--- START TASK INPUTS ---

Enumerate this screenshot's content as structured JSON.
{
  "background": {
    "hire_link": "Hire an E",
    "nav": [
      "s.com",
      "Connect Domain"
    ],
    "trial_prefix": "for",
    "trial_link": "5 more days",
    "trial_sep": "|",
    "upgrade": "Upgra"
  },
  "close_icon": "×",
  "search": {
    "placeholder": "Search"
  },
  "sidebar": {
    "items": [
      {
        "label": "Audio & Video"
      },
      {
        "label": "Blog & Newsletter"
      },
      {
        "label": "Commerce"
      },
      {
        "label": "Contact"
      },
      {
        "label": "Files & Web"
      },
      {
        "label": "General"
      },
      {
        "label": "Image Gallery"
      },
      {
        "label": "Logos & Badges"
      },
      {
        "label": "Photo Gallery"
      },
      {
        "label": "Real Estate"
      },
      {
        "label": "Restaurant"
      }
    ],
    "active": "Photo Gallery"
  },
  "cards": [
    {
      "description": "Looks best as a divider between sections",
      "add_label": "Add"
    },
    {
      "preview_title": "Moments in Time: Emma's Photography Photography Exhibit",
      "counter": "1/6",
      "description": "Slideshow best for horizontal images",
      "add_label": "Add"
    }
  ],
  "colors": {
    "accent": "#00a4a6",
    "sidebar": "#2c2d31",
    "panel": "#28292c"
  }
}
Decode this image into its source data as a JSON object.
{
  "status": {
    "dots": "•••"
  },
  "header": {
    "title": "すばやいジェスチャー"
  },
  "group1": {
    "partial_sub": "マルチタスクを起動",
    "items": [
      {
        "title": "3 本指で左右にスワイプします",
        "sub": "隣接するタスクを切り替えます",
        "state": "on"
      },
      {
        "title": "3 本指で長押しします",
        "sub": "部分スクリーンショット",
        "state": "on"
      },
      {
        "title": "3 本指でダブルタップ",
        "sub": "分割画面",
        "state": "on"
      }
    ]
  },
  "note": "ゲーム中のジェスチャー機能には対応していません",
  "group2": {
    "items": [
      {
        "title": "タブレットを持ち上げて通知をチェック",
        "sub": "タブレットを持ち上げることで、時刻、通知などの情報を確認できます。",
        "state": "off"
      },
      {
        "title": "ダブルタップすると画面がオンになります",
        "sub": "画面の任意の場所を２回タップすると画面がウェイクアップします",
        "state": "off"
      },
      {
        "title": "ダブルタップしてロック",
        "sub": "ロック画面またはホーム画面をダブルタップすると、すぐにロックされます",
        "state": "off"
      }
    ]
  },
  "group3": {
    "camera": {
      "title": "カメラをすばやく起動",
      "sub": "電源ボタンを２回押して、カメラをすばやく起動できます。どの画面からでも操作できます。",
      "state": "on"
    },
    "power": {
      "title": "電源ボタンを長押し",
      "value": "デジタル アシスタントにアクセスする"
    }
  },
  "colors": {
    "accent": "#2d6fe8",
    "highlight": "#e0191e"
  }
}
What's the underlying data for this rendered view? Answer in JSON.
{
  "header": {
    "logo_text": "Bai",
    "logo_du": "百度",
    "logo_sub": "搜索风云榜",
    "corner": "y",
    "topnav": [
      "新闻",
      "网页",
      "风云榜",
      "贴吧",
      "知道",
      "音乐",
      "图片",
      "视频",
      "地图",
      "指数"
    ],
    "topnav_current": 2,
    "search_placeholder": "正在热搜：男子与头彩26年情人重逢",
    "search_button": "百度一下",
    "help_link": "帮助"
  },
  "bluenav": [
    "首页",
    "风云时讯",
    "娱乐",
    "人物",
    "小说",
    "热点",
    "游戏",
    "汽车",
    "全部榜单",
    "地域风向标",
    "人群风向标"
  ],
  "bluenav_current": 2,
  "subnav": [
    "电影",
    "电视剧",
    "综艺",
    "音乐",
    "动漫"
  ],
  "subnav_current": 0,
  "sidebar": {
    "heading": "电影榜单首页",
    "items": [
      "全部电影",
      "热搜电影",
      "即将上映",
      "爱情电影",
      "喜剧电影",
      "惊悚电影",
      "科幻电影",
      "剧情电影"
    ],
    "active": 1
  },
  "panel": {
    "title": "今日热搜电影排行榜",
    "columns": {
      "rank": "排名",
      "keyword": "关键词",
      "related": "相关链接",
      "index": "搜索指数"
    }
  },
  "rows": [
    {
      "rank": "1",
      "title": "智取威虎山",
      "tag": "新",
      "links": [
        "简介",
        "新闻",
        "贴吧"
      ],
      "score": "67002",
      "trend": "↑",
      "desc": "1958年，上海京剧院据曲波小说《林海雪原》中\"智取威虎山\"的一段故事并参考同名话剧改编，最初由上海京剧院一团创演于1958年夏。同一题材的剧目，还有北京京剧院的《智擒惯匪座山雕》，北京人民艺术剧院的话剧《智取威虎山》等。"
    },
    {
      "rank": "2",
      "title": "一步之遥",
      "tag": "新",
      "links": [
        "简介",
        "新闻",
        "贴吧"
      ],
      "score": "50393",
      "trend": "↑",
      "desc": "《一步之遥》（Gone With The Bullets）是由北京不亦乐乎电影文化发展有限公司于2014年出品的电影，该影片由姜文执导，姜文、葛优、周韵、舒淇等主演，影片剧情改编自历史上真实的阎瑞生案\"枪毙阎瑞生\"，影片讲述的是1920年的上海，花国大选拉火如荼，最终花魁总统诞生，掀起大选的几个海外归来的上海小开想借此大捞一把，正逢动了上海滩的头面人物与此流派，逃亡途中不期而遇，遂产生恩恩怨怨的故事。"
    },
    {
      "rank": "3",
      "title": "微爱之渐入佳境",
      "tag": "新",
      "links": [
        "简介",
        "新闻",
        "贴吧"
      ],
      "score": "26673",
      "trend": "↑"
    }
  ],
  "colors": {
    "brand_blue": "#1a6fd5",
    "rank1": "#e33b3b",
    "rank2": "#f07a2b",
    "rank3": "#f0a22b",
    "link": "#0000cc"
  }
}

--- END TASK INPUTS ---

WHAT IS NEEDED: The data above must be returned in full, exactly as written.

FINAL RESULT:
Enumerate this screenshot's content as structured JSON.
{
  "background": {
    "hire_link": "Hire an E",
    "nav": [
      "s.com",
      "Connect Domain"
    ],
    "trial_prefix": "for",
    "trial_link": "5 more days",
    "trial_sep": "|",
    "upgrade": "Upgra"
  },
  "close_icon": "×",
  "search": {
    "placeholder": "Search"
  },
  "sidebar": {
    "items": [
      {
        "label": "Audio & Video"
      },
      {
        "label": "Blog & Newsletter"
      },
      {
        "label": "Commerce"
      },
      {
        "label": "Contact"
      },
      {
        "label": "Files & Web"
      },
      {
        "label": "General"
      },
      {
        "label": "Image Gallery"
      },
      {
        "label": "Logos & Badges"
      },
      {
        "label": "Photo Gallery"
      },
      {
        "label": "Real Estate"
      },
      {
        "label": "Restaurant"
      }
    ],
    "active": "Photo Gallery"
  },
  "cards": [
    {
      "description": "Looks best as a divider between sections",
      "add_label": "Add"
    },
    {
      "preview_title": "Moments in Time: Emma's Photography Photography Exhibit",
      "counter": "1/6",
      "description": "Slideshow best for horizontal images",
      "add_label": "Add"
    }
  ],
  "colors": {
    "accent": "#00a4a6",
    "sidebar": "#2c2d31",
    "panel": "#28292c"
  }
}
Decode this image into its source data as a JSON object.
{
  "status": {
    "dots": "•••"
  },
  "header": {
    "title": "すばやいジェスチャー"
  },
  "group1": {
    "partial_sub": "マルチタスクを起動",
    "items": [
      {
        "title": "3 本指で左右にスワイプします",
        "sub": "隣接するタスクを切り替えます",
        "state": "on"
      },
      {
        "title": "3 本指で長押しします",
        "sub": "部分スクリーンショット",
        "state": "on"
      },
      {
        "title": "3 本指でダブルタップ",
        "sub": "分割画面",
        "state": "on"
      }
    ]
  },
  "note": "ゲーム中のジェスチャー機能には対応していません",
  "group2": {
    "items": [
      {
        "title": "タブレットを持ち上げて通知をチェック",
        "sub": "タブレットを持ち上げることで、時刻、通知などの情報を確認できます。",
        "state": "off"
      },
      {
        "title": "ダブルタップすると画面がオンになります",
        "sub": "画面の任意の場所を２回タップすると画面がウェイクアップします",
        "state": "off"
      },
      {
        "title": "ダブルタップしてロック",
        "sub": "ロック画面またはホーム画面をダブルタップすると、すぐにロックされます",
        "state": "off"
      }
    ]
  },
  "group3": {
    "camera": {
      "title": "カメラをすばやく起動",
      "sub": "電源ボタンを２回押して、カメラをすばやく起動できます。どの画面からでも操作できます。",
      "state": "on"
    },
    "power": {
      "title": "電源ボタンを長押し",
      "value": "デジタル アシスタントにアクセスする"
    }
  },
  "colors": {
    "accent": "#2d6fe8",
    "highlight": "#e0191e"
  }
}
What's the underlying data for this rendered view? Answer in JSON.
{
  "header": {
    "logo_text": "Bai",
    "logo_du": "百度",
    "logo_sub": "搜索风云榜",
    "corner": "y",
    "topnav": [
      "新闻",
      "网页",
      "风云榜",
      "贴吧",
      "知道",
      "音乐",
      "图片",
      "视频",
      "地图",
      "指数"
    ],
    "topnav_current": 2,
    "search_placeholder": "正在热搜：男子与头彩26年情人重逢",
    "search_button": "百度一下",
    "help_link": "帮助"
  },
  "bluenav": [
    "首页",
    "风云时讯",
    "娱乐",
    "人物",
    "小说",
    "热点",
    "游戏",
    "汽车",
    "全部榜单",
    "地域风向标",
    "人群风向标"
  ],
  "bluenav_current": 2,
  "subnav": [
    "电影",
    "电视剧",
    "综艺",
    "音乐",
    "动漫"
  ],
  "subnav_current": 0,
  "sidebar": {
    "heading": "电影榜单首页",
    "items": [
      "全部电影",
      "热搜电影",
      "即将上映",
      "爱情电影",
      "喜剧电影",
      "惊悚电影",
      "科幻电影",
      "剧情电影"
    ],
    "active": 1
  },
  "panel": {
    "title": "今日热搜电影排行榜",
    "columns": {
      "rank": "排名",
      "keyword": "关键词",
      "related": "相关链接",
      "index": "搜索指数"
    }
  },
  "rows": [
    {
      "rank": "1",
      "title": "智取威虎山",
      "tag": "新",
      "links": [
        "简介",
        "新闻",
        "贴吧"
      ],
      "score": "67002",
      "trend": "↑",
      "desc": "1958年，上海京剧院据曲波小说《林海雪原》中\"智取威虎山\"的一段故事并参考同名话剧改编，最初由上海京剧院一团创演于1958年夏。同一题材的剧目，还有北京京剧院的《智擒惯匪座山雕》，北京人民艺术剧院的话剧《智取威虎山》等。"
    },
    {
      "rank": "2",
      "title": "一步之遥",
      "tag": "新",
      "links": [
        "简介",
        "新闻",
        "贴吧"
      ],
      "score": "50393",
      "trend": "↑",
      "desc": "《一步之遥》（Gone With The Bullets）是由北京不亦乐乎电影文化发展有限公司于2014年出品的电影，该影片由姜文执导，姜文、葛优、周韵、舒淇等主演，影片剧情改编自历史上真实的阎瑞生案\"枪毙阎瑞生\"，影片讲述的是1920年的上海，花国大选拉火如荼，最终花魁总统诞生，掀起大选的几个海外归来的上海小开想借此大捞一把，正逢动了上海滩的头面人物与此流派，逃亡途中不期而遇，遂产生恩恩怨怨的故事。"
    },
    {
      "rank": "3",
      "title": "微爱之渐入佳境",
      "tag": "新",
      "links": [
        "简介",
        "新闻",
        "贴吧"
      ],
      "score": "26673",
      "trend": "↑"
    }
  ],
  "colors": {
    "brand_blue": "#1a6fd5",
    "rank1": "#e33b3b",
    "rank2": "#f07a2b",
    "rank3": "#f0a22b",
    "link": "#0000cc"
  }
}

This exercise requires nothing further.